§ RECORDS SUPPLIED
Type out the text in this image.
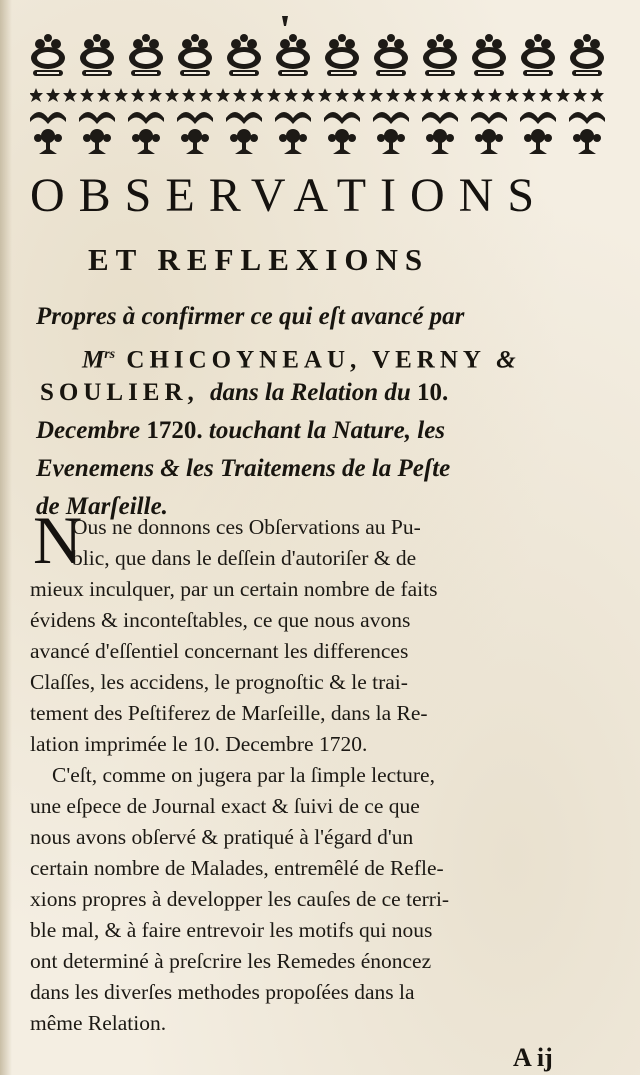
OBSERVATIONS
ET REFLEXIONS
Propres à confirmer ce qui eſt avancé par
$M^{rs}$ CHICOYNEAU, VERNY &
SOULIER, dans la Relation du 10.
Decembre 1720. touchant la Nature, les
Evenemens & les Traitemens de la Peſte
de Marſeille.
N
Ous ne donnons ces Obſervations au Pu-
blic, que dans le deſſein d'autoriſer & de
mieux inculquer, par un certain nombre de faits
évidens & inconteſtables, ce que nous avons
avancé d'eſſentiel concernant les differences
Claſſes, les accidens, le prognoſtic & le trai-
tement des Peſtiferez de Marſeille, dans la Re-
lation imprimée le 10. Decembre 1720.
C'eſt, comme on jugera par la ſimple lecture,
une eſpece de Journal exact & ſuivi de ce que
nous avons obſervé & pratiqué à l'égard d'un
certain nombre de Malades, entremêlé de Refle-
xions propres à developper les cauſes de ce terri-
ble mal, & à faire entrevoir les motifs qui nous
ont determiné à preſcrire les Remedes énoncez
dans les diverſes methodes propoſées dans la
même Relation.
A ij
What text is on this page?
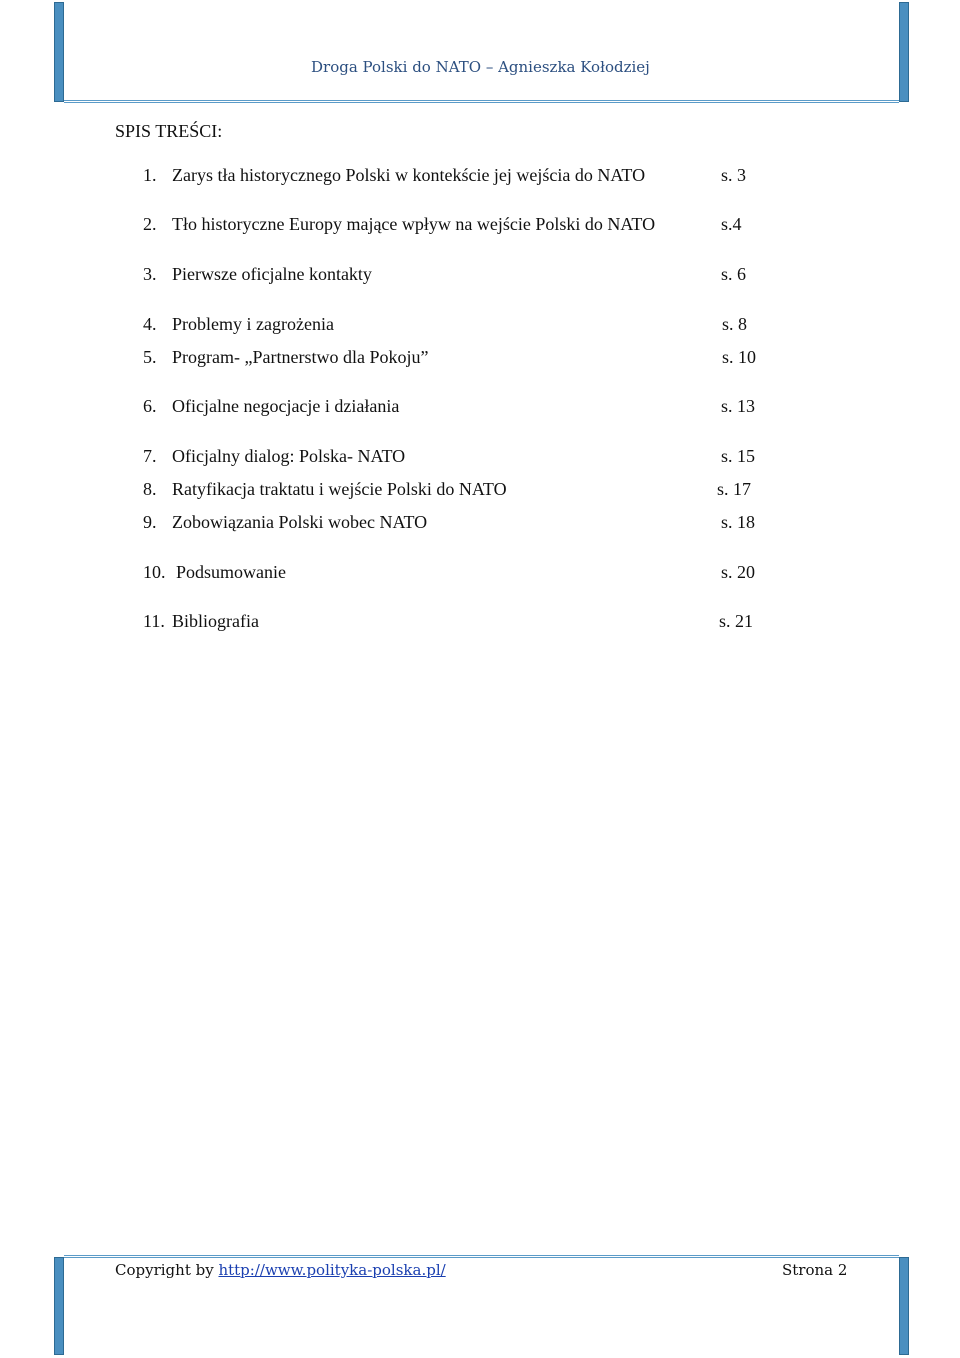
Droga Polski do NATO – Agnieszka Kołodziej
SPIS TREŚCI:
1. Zarys tła historycznego Polski w kontekście jej wejścia do NATO	s. 3
2. Tło historyczne Europy mające wpływ na wejście Polski do NATO	s.4
3. Pierwsze oficjalne kontakty	s. 6
4. Problemy i zagrożenia	s. 8
5. Program- „Partnerstwo dla Pokoju”	s. 10
6. Oficjalne negocjacje i działania	s. 13
7. Oficjalny dialog: Polska- NATO	s. 15
8. Ratyfikacja traktatu i wejście Polski do NATO	s. 17
9. Zobowiązania Polski wobec NATO	s. 18
10. Podsumowanie	s. 20
11. Bibliografia	s. 21
Copyright by http://www.polityka-polska.pl/	Strona 2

§ WHAT YOU WILL DO
Go through the records and gather the lines that hold "nombre".

§ COMPLETED TASK
mieux inculquer, par un certain nombre de faits
certain nombre de Malades, entremêlé de Refle-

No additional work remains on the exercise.